══ RECORDS SUPPLIED ══
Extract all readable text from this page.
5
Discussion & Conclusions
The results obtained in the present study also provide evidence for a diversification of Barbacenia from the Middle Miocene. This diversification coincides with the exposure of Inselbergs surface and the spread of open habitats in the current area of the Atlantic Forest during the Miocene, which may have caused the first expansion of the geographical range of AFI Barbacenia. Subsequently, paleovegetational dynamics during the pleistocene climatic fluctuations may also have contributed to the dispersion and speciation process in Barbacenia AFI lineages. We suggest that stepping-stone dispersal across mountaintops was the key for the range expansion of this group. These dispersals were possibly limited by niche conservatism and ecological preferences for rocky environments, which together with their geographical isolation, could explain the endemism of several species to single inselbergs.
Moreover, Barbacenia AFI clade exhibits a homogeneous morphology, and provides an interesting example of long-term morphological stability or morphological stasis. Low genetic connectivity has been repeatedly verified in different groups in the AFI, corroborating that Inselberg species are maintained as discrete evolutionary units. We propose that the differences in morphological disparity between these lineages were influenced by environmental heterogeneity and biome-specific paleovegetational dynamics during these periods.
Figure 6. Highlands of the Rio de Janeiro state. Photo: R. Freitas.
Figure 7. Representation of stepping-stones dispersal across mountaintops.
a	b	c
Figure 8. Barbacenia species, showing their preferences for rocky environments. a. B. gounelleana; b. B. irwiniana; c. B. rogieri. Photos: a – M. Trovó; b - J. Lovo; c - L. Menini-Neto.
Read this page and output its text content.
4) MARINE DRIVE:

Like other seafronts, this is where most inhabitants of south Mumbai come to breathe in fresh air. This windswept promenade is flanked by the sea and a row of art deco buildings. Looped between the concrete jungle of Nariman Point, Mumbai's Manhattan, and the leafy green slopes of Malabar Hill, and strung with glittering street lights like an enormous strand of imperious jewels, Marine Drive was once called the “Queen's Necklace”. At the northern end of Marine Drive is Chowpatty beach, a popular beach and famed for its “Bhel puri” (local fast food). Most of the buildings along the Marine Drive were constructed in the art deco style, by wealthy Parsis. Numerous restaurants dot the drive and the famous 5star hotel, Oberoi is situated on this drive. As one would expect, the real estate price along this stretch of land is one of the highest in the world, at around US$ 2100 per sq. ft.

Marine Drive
═══
* [WRITTEN INSTRUCTION] Look above for every line with the word "Figure" and copy it.

* [SOLUTION FOR THIS EXERCISE]
Figure 6. Highlands of the Rio de Janeiro state. Photo: R. Freitas.
Figure 7. Representation of stepping-stones dispersal across mountaintops.
Figure 8. Barbacenia species, showing their preferences for rocky environments. a. B. gounelleana; b. B. irwiniana; c. B. rogieri. Photos: a – M. Trovó; b - J. Lovo; c - L. Menini-Neto.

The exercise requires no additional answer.